** START **

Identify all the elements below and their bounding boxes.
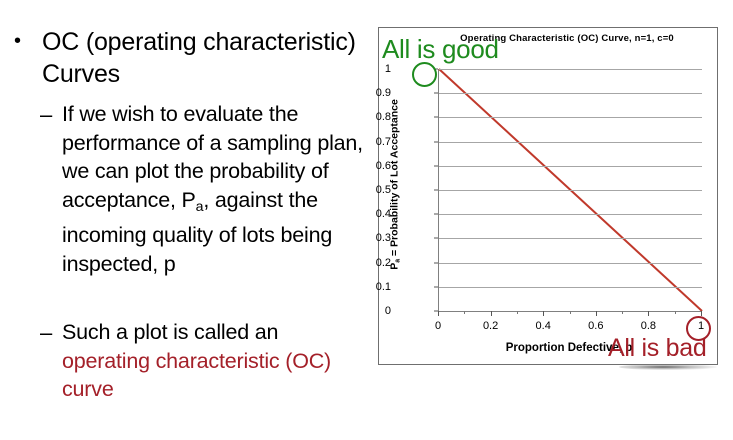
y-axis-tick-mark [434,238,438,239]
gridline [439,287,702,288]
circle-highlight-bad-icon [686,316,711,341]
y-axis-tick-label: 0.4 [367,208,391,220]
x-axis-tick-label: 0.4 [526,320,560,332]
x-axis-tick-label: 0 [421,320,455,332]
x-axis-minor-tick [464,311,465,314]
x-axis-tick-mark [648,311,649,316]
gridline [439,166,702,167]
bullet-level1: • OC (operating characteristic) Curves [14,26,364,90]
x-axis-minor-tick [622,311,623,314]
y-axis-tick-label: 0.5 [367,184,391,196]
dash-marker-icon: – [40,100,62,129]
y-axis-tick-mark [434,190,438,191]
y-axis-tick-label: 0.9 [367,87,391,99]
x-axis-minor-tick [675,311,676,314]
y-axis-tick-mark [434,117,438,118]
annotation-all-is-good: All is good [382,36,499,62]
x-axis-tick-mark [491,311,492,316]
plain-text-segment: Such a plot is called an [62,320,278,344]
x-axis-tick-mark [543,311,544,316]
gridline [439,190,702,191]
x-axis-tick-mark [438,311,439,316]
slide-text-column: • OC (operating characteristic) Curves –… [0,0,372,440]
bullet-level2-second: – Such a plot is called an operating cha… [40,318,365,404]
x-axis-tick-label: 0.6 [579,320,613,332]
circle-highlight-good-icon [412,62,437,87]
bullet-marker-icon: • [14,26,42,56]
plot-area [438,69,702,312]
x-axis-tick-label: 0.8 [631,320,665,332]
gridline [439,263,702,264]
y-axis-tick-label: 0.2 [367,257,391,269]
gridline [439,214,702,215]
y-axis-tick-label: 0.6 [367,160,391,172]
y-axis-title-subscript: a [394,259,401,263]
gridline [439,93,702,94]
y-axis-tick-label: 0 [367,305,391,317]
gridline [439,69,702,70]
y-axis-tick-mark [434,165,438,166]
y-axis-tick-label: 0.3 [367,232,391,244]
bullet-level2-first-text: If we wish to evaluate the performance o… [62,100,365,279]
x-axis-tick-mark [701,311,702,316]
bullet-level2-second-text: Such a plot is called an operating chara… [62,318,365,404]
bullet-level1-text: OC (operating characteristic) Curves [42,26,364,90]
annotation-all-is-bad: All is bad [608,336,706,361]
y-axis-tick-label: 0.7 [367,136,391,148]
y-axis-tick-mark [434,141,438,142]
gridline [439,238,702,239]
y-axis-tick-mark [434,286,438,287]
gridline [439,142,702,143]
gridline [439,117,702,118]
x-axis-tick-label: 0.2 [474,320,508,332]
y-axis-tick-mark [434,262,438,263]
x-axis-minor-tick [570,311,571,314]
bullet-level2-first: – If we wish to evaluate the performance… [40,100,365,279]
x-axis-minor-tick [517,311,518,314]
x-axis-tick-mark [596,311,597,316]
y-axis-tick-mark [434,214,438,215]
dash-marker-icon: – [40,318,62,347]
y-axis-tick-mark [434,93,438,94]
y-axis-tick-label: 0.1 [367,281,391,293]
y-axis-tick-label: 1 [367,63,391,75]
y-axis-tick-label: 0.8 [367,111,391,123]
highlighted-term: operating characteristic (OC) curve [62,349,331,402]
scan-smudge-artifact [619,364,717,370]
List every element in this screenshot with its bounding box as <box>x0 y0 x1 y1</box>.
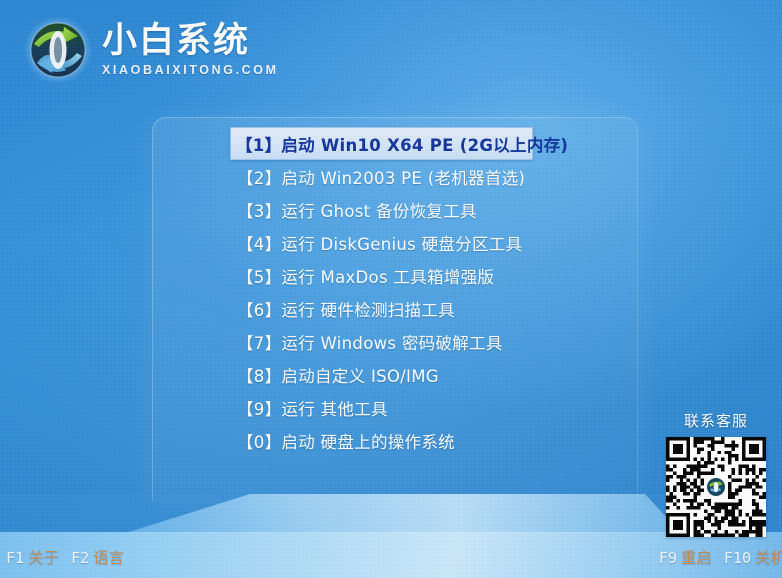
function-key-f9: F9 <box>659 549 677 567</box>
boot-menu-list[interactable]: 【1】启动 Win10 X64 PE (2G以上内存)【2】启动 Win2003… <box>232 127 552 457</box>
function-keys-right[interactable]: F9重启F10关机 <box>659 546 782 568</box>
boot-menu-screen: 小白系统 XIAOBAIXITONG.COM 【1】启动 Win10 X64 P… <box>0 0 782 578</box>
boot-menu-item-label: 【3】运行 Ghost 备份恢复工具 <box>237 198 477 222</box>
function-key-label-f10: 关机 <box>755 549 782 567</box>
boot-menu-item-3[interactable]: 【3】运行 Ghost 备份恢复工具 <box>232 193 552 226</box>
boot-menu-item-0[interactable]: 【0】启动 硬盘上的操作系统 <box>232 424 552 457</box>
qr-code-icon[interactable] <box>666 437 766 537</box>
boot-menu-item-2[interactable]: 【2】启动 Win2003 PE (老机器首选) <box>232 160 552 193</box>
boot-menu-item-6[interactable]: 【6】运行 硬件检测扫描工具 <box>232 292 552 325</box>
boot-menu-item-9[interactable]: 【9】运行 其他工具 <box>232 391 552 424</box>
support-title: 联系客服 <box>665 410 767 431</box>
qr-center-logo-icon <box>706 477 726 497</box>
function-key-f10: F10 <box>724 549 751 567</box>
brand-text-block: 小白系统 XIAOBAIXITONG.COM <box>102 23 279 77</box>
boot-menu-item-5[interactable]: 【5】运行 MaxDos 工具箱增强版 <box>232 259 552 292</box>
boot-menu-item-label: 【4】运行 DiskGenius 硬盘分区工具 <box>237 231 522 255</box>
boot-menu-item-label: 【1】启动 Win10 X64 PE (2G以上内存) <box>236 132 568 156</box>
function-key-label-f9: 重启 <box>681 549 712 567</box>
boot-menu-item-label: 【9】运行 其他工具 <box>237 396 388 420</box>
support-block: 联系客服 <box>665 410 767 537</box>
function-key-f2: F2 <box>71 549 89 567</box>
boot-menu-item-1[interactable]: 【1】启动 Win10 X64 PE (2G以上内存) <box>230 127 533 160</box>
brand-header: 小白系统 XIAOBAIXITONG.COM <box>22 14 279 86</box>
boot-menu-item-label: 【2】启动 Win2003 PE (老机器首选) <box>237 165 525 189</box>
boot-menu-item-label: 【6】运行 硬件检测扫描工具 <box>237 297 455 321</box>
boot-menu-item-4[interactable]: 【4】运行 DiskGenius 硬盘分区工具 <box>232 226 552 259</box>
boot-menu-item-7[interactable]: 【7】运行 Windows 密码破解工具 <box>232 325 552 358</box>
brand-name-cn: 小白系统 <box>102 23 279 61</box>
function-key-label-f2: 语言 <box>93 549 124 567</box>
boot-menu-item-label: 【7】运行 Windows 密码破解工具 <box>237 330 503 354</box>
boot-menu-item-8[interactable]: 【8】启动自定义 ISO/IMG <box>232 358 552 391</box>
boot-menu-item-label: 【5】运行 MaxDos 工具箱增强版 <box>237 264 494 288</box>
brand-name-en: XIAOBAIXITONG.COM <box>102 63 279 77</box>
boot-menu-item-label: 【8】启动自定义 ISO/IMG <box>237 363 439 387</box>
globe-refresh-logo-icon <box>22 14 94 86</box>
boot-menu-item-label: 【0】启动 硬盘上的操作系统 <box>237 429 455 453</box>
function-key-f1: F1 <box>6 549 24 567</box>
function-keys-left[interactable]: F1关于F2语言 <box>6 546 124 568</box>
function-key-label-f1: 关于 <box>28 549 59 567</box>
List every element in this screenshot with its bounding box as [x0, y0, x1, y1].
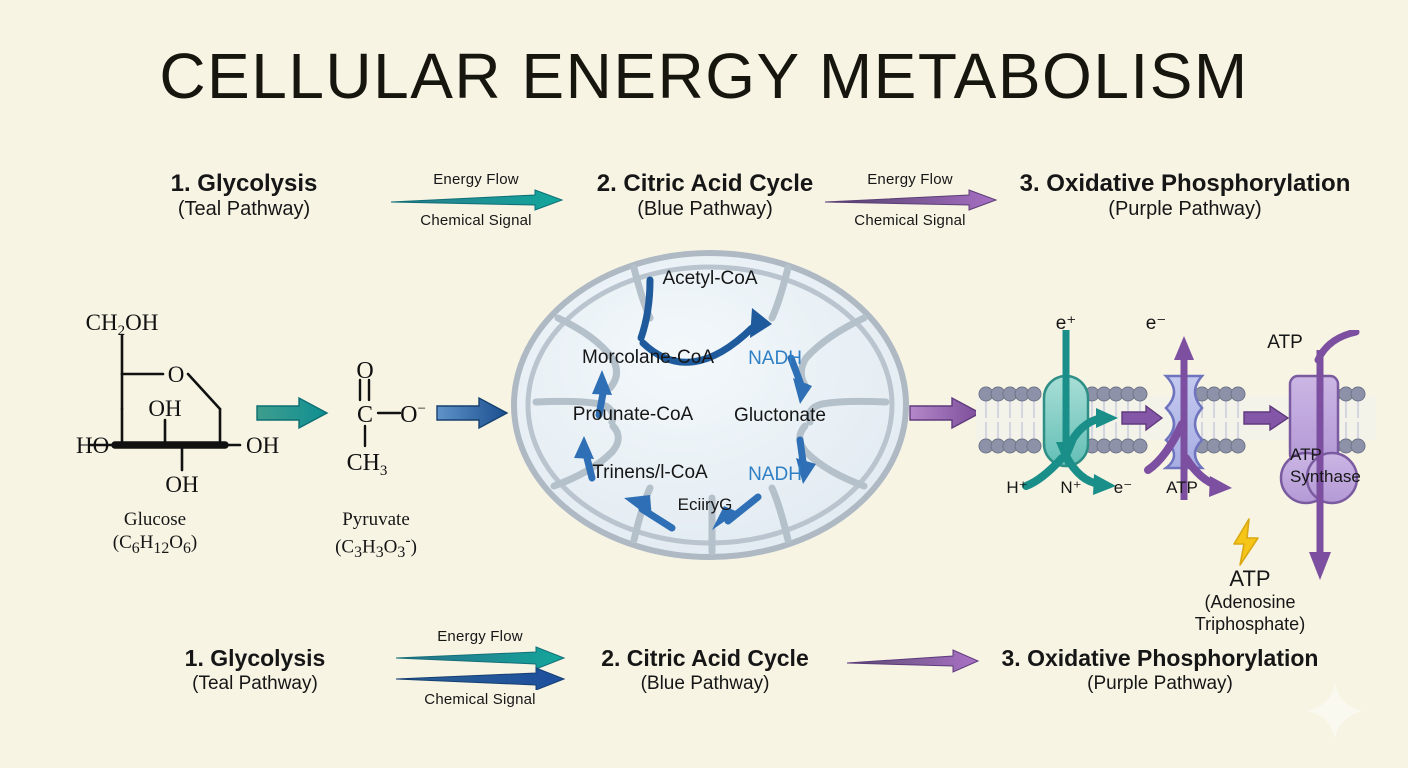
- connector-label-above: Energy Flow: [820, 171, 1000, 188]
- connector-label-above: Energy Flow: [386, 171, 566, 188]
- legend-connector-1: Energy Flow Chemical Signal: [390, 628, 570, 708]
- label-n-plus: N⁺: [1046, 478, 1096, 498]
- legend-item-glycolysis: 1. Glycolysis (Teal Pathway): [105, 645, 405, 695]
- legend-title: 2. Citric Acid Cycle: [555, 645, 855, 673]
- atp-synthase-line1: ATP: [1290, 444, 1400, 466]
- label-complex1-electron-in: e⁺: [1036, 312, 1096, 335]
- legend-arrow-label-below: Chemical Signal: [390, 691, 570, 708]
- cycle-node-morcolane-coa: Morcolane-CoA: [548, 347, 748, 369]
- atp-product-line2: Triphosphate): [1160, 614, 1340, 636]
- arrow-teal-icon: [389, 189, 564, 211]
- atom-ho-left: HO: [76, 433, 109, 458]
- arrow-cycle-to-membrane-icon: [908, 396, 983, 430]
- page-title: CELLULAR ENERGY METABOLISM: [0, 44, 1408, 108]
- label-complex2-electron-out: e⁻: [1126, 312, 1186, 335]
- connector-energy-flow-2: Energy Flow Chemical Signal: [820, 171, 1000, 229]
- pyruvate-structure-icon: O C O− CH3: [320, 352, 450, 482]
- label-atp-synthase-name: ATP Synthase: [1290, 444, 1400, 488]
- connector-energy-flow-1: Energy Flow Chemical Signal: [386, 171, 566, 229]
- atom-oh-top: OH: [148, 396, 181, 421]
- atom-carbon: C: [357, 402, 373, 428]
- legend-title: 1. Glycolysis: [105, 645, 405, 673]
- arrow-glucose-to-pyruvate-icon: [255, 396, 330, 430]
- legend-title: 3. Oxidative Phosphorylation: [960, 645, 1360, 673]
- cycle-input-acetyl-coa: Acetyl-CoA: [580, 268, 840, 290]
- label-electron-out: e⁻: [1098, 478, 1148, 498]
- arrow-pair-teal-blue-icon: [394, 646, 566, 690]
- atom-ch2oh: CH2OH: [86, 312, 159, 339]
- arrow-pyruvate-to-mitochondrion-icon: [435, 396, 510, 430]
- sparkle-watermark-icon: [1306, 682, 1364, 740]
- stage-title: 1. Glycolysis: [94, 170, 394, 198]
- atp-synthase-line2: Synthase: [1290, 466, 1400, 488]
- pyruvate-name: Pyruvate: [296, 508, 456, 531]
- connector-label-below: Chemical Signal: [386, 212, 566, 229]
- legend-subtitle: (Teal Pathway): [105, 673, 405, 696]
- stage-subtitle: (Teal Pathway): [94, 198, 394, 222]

** END **

**What is asked**
Transcribe the lines of the records exactly, starting with the line that contains "- connector-label-above: Energy Flow: [820, 171, 1000, 188]" and ending with the line that contains "- stage-title: 1.", including both of those lines.

**Answer to this problem**
- connector-label-above: Energy Flow: [820, 171, 1000, 188]
- connector-label-above: Energy Flow: [386, 171, 566, 188]
- legend-connector-1: Energy Flow Chemical Signal: [390, 628, 570, 708]
- label-n-plus: N⁺: [1046, 478, 1096, 498]
- legend-item-glycolysis: 1. Glycolysis (Teal Pathway): [105, 645, 405, 695]
- legend-title: 2. Citric Acid Cycle: [555, 645, 855, 673]
- atp-synthase-line1: ATP: [1290, 444, 1400, 466]
- label-complex1-electron-in: e⁺: [1036, 312, 1096, 335]
- legend-arrow-label-below: Chemical Signal: [390, 691, 570, 708]
- cycle-node-morcolane-coa: Morcolane-CoA: [548, 347, 748, 369]
- atp-product-line2: Triphosphate): [1160, 614, 1340, 636]
- arrow-teal-icon: [389, 189, 564, 211]
- atom-ho-left: HO: [76, 433, 109, 458]
- arrow-cycle-to-membrane-icon: [908, 396, 983, 430]
- page-title: CELLULAR ENERGY METABOLISM: [0, 44, 1408, 108]
- label-complex2-electron-out: e⁻: [1126, 312, 1186, 335]
- connector-energy-flow-2: Energy Flow Chemical Signal: [820, 171, 1000, 229]
- pyruvate-structure-icon: O C O− CH3: [320, 352, 450, 482]
- label-atp-synthase-name: ATP Synthase: [1290, 444, 1400, 488]
- connector-energy-flow-1: Energy Flow Chemical Signal: [386, 171, 566, 229]
- atom-oh-top: OH: [148, 396, 181, 421]
- atom-carbon: C: [357, 402, 373, 428]
- legend-title: 1. Glycolysis: [105, 645, 405, 673]
- arrow-glucose-to-pyruvate-icon: [255, 396, 330, 430]
- legend-title: 3. Oxidative Phosphorylation: [960, 645, 1360, 673]
- cycle-input-acetyl-coa: Acetyl-CoA: [580, 268, 840, 290]
- label-electron-out: e⁻: [1098, 478, 1148, 498]
- arrow-pair-teal-blue-icon: [394, 646, 566, 690]
- atom-ch2oh: CH2OH: [86, 312, 159, 339]
- arrow-pyruvate-to-mitochondrion-icon: [435, 396, 510, 430]
- sparkle-watermark-icon: [1306, 682, 1364, 740]
- stage-title: 1. Glycolysis: [94, 170, 394, 198]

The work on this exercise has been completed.